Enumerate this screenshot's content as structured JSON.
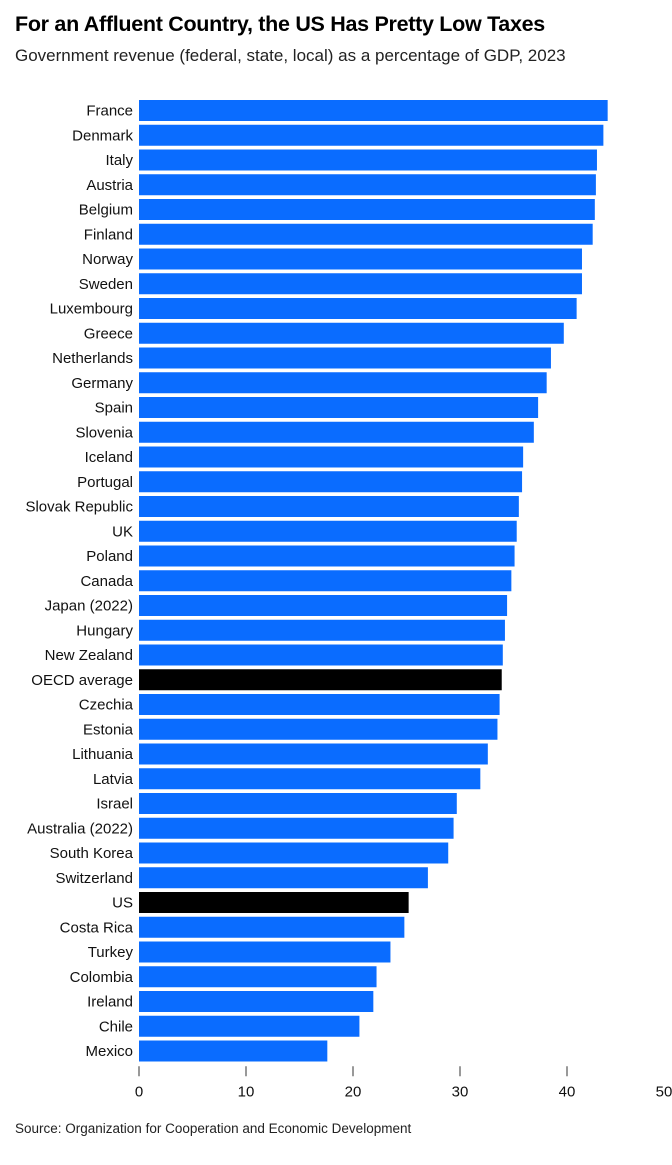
{
  "title": "For an Affluent Country, the US Has Pretty Low Taxes",
  "subtitle": "Government revenue (federal, state, local) as a percentage of GDP, 2023",
  "source": "Source: Organization for Cooperation and Economic Development",
  "colors": {
    "bar": "#0a6cff",
    "highlight": "#000000"
  },
  "chart_data": {
    "type": "bar",
    "orientation": "horizontal",
    "xlim": [
      0,
      50
    ],
    "xticks": [
      0,
      10,
      20,
      30,
      40,
      50
    ],
    "grid": false,
    "legend": "none",
    "highlighted": [
      "OECD average",
      "US"
    ],
    "categories": [
      "France",
      "Denmark",
      "Italy",
      "Austria",
      "Belgium",
      "Finland",
      "Norway",
      "Sweden",
      "Luxembourg",
      "Greece",
      "Netherlands",
      "Germany",
      "Spain",
      "Slovenia",
      "Iceland",
      "Portugal",
      "Slovak Republic",
      "UK",
      "Poland",
      "Canada",
      "Japan (2022)",
      "Hungary",
      "New Zealand",
      "OECD average",
      "Czechia",
      "Estonia",
      "Lithuania",
      "Latvia",
      "Israel",
      "Australia (2022)",
      "South Korea",
      "Switzerland",
      "US",
      "Costa Rica",
      "Turkey",
      "Colombia",
      "Ireland",
      "Chile",
      "Mexico"
    ],
    "values": [
      43.8,
      43.4,
      42.8,
      42.7,
      42.6,
      42.4,
      41.4,
      41.4,
      40.9,
      39.7,
      38.5,
      38.1,
      37.3,
      36.9,
      35.9,
      35.8,
      35.5,
      35.3,
      35.1,
      34.8,
      34.4,
      34.2,
      34.0,
      33.9,
      33.7,
      33.5,
      32.6,
      31.9,
      29.7,
      29.4,
      28.9,
      27.0,
      25.2,
      24.8,
      23.5,
      22.2,
      21.9,
      20.6,
      17.6
    ]
  }
}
☆ ☆ ☆ ☆ ☆
§ **Task details**:
Every record must be copied exactly, with the pictures left out.

§ **Result**:
Enumerate this screenshot's content as structured JSON.
{
  "title": "For an Affluent Country, the US Has Pretty Low Taxes",
  "subtitle": "Government revenue (federal, state, local) as a percentage of GDP, 2023",
  "source": "Source: Organization for Cooperation and Economic Development",
  "colors": {
    "bar": "#0a6cff",
    "highlight": "#000000"
  },
  "chart_data": {
    "type": "bar",
    "orientation": "horizontal",
    "xlim": [
      0,
      50
    ],
    "xticks": [
      0,
      10,
      20,
      30,
      40,
      50
    ],
    "grid": false,
    "legend": "none",
    "highlighted": [
      "OECD average",
      "US"
    ],
    "categories": [
      "France",
      "Denmark",
      "Italy",
      "Austria",
      "Belgium",
      "Finland",
      "Norway",
      "Sweden",
      "Luxembourg",
      "Greece",
      "Netherlands",
      "Germany",
      "Spain",
      "Slovenia",
      "Iceland",
      "Portugal",
      "Slovak Republic",
      "UK",
      "Poland",
      "Canada",
      "Japan (2022)",
      "Hungary",
      "New Zealand",
      "OECD average",
      "Czechia",
      "Estonia",
      "Lithuania",
      "Latvia",
      "Israel",
      "Australia (2022)",
      "South Korea",
      "Switzerland",
      "US",
      "Costa Rica",
      "Turkey",
      "Colombia",
      "Ireland",
      "Chile",
      "Mexico"
    ],
    "values": [
      43.8,
      43.4,
      42.8,
      42.7,
      42.6,
      42.4,
      41.4,
      41.4,
      40.9,
      39.7,
      38.5,
      38.1,
      37.3,
      36.9,
      35.9,
      35.8,
      35.5,
      35.3,
      35.1,
      34.8,
      34.4,
      34.2,
      34.0,
      33.9,
      33.7,
      33.5,
      32.6,
      31.9,
      29.7,
      29.4,
      28.9,
      27.0,
      25.2,
      24.8,
      23.5,
      22.2,
      21.9,
      20.6,
      17.6
    ]
  }
}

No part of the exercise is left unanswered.